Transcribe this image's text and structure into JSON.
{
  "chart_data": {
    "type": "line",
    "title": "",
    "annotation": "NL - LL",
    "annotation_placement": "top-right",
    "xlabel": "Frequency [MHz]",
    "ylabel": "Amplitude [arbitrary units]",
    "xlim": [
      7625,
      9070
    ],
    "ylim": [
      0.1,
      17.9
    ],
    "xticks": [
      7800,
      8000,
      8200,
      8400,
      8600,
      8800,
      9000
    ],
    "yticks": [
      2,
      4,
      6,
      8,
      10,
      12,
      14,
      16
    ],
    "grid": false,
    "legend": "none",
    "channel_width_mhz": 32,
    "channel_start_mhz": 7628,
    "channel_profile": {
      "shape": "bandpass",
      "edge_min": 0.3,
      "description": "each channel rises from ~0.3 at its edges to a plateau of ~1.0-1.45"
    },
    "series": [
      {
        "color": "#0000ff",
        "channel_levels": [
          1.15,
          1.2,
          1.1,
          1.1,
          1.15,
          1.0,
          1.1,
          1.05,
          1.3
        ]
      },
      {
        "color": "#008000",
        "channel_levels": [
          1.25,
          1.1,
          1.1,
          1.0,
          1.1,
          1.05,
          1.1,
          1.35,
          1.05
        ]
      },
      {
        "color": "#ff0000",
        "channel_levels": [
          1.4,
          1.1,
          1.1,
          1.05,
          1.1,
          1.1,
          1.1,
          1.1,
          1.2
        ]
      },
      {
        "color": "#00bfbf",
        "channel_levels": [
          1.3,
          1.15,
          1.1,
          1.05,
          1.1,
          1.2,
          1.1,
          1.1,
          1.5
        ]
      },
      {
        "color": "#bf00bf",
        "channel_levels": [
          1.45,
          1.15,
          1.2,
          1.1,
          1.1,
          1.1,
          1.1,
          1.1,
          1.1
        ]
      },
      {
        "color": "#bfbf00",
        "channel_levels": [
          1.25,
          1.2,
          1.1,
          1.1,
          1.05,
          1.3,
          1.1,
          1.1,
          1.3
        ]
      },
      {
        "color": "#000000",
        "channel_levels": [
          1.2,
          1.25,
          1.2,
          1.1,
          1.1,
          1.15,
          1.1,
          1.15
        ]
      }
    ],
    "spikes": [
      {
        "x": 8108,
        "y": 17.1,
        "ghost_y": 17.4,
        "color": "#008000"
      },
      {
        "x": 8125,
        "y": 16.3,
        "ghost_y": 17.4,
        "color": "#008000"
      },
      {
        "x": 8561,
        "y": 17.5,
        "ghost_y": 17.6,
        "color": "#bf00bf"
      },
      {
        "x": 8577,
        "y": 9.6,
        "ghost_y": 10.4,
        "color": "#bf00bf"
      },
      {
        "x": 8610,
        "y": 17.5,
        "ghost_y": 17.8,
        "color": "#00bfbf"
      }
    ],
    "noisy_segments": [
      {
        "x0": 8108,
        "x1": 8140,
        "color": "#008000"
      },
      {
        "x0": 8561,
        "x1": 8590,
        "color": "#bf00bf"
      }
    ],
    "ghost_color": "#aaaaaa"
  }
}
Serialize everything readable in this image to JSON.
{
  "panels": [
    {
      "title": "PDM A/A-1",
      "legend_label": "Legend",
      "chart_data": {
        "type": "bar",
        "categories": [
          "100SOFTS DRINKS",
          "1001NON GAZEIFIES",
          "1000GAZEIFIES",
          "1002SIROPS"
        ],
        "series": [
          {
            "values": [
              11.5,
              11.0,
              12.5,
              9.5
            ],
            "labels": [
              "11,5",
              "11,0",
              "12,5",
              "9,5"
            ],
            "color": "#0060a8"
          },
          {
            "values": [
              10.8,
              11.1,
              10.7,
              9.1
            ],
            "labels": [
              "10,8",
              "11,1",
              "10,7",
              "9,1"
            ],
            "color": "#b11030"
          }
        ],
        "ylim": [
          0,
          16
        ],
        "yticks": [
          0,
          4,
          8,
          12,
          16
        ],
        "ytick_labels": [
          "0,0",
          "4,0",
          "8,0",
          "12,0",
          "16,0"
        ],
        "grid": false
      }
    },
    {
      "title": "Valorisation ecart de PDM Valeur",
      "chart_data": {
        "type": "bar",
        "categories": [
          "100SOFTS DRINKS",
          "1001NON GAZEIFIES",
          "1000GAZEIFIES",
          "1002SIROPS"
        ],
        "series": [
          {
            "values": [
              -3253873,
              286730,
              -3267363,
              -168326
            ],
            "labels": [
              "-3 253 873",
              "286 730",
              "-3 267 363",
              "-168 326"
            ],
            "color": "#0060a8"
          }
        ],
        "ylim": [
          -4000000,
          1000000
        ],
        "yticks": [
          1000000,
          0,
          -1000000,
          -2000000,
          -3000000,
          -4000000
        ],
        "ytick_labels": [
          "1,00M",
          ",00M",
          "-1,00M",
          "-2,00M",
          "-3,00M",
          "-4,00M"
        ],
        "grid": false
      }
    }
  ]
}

Directions: Exactly as shown, repeat every record.

Solution to this exercise:
Transcribe this image's text and structure into JSON.
{
  "chart_data": {
    "type": "line",
    "title": "",
    "annotation": "NL - LL",
    "annotation_placement": "top-right",
    "xlabel": "Frequency [MHz]",
    "ylabel": "Amplitude [arbitrary units]",
    "xlim": [
      7625,
      9070
    ],
    "ylim": [
      0.1,
      17.9
    ],
    "xticks": [
      7800,
      8000,
      8200,
      8400,
      8600,
      8800,
      9000
    ],
    "yticks": [
      2,
      4,
      6,
      8,
      10,
      12,
      14,
      16
    ],
    "grid": false,
    "legend": "none",
    "channel_width_mhz": 32,
    "channel_start_mhz": 7628,
    "channel_profile": {
      "shape": "bandpass",
      "edge_min": 0.3,
      "description": "each channel rises from ~0.3 at its edges to a plateau of ~1.0-1.45"
    },
    "series": [
      {
        "color": "#0000ff",
        "channel_levels": [
          1.15,
          1.2,
          1.1,
          1.1,
          1.15,
          1.0,
          1.1,
          1.05,
          1.3
        ]
      },
      {
        "color": "#008000",
        "channel_levels": [
          1.25,
          1.1,
          1.1,
          1.0,
          1.1,
          1.05,
          1.1,
          1.35,
          1.05
        ]
      },
      {
        "color": "#ff0000",
        "channel_levels": [
          1.4,
          1.1,
          1.1,
          1.05,
          1.1,
          1.1,
          1.1,
          1.1,
          1.2
        ]
      },
      {
        "color": "#00bfbf",
        "channel_levels": [
          1.3,
          1.15,
          1.1,
          1.05,
          1.1,
          1.2,
          1.1,
          1.1,
          1.5
        ]
      },
      {
        "color": "#bf00bf",
        "channel_levels": [
          1.45,
          1.15,
          1.2,
          1.1,
          1.1,
          1.1,
          1.1,
          1.1,
          1.1
        ]
      },
      {
        "color": "#bfbf00",
        "channel_levels": [
          1.25,
          1.2,
          1.1,
          1.1,
          1.05,
          1.3,
          1.1,
          1.1,
          1.3
        ]
      },
      {
        "color": "#000000",
        "channel_levels": [
          1.2,
          1.25,
          1.2,
          1.1,
          1.1,
          1.15,
          1.1,
          1.15
        ]
      }
    ],
    "spikes": [
      {
        "x": 8108,
        "y": 17.1,
        "ghost_y": 17.4,
        "color": "#008000"
      },
      {
        "x": 8125,
        "y": 16.3,
        "ghost_y": 17.4,
        "color": "#008000"
      },
      {
        "x": 8561,
        "y": 17.5,
        "ghost_y": 17.6,
        "color": "#bf00bf"
      },
      {
        "x": 8577,
        "y": 9.6,
        "ghost_y": 10.4,
        "color": "#bf00bf"
      },
      {
        "x": 8610,
        "y": 17.5,
        "ghost_y": 17.8,
        "color": "#00bfbf"
      }
    ],
    "noisy_segments": [
      {
        "x0": 8108,
        "x1": 8140,
        "color": "#008000"
      },
      {
        "x0": 8561,
        "x1": 8590,
        "color": "#bf00bf"
      }
    ],
    "ghost_color": "#aaaaaa"
  }
}
Serialize everything readable in this image to JSON.
{
  "panels": [
    {
      "title": "PDM A/A-1",
      "legend_label": "Legend",
      "chart_data": {
        "type": "bar",
        "categories": [
          "100SOFTS DRINKS",
          "1001NON GAZEIFIES",
          "1000GAZEIFIES",
          "1002SIROPS"
        ],
        "series": [
          {
            "values": [
              11.5,
              11.0,
              12.5,
              9.5
            ],
            "labels": [
              "11,5",
              "11,0",
              "12,5",
              "9,5"
            ],
            "color": "#0060a8"
          },
          {
            "values": [
              10.8,
              11.1,
              10.7,
              9.1
            ],
            "labels": [
              "10,8",
              "11,1",
              "10,7",
              "9,1"
            ],
            "color": "#b11030"
          }
        ],
        "ylim": [
          0,
          16
        ],
        "yticks": [
          0,
          4,
          8,
          12,
          16
        ],
        "ytick_labels": [
          "0,0",
          "4,0",
          "8,0",
          "12,0",
          "16,0"
        ],
        "grid": false
      }
    },
    {
      "title": "Valorisation ecart de PDM Valeur",
      "chart_data": {
        "type": "bar",
        "categories": [
          "100SOFTS DRINKS",
          "1001NON GAZEIFIES",
          "1000GAZEIFIES",
          "1002SIROPS"
        ],
        "series": [
          {
            "values": [
              -3253873,
              286730,
              -3267363,
              -168326
            ],
            "labels": [
              "-3 253 873",
              "286 730",
              "-3 267 363",
              "-168 326"
            ],
            "color": "#0060a8"
          }
        ],
        "ylim": [
          -4000000,
          1000000
        ],
        "yticks": [
          1000000,
          0,
          -1000000,
          -2000000,
          -3000000,
          -4000000
        ],
        "ytick_labels": [
          "1,00M",
          ",00M",
          "-1,00M",
          "-2,00M",
          "-3,00M",
          "-4,00M"
        ],
        "grid": false
      }
    }
  ]
}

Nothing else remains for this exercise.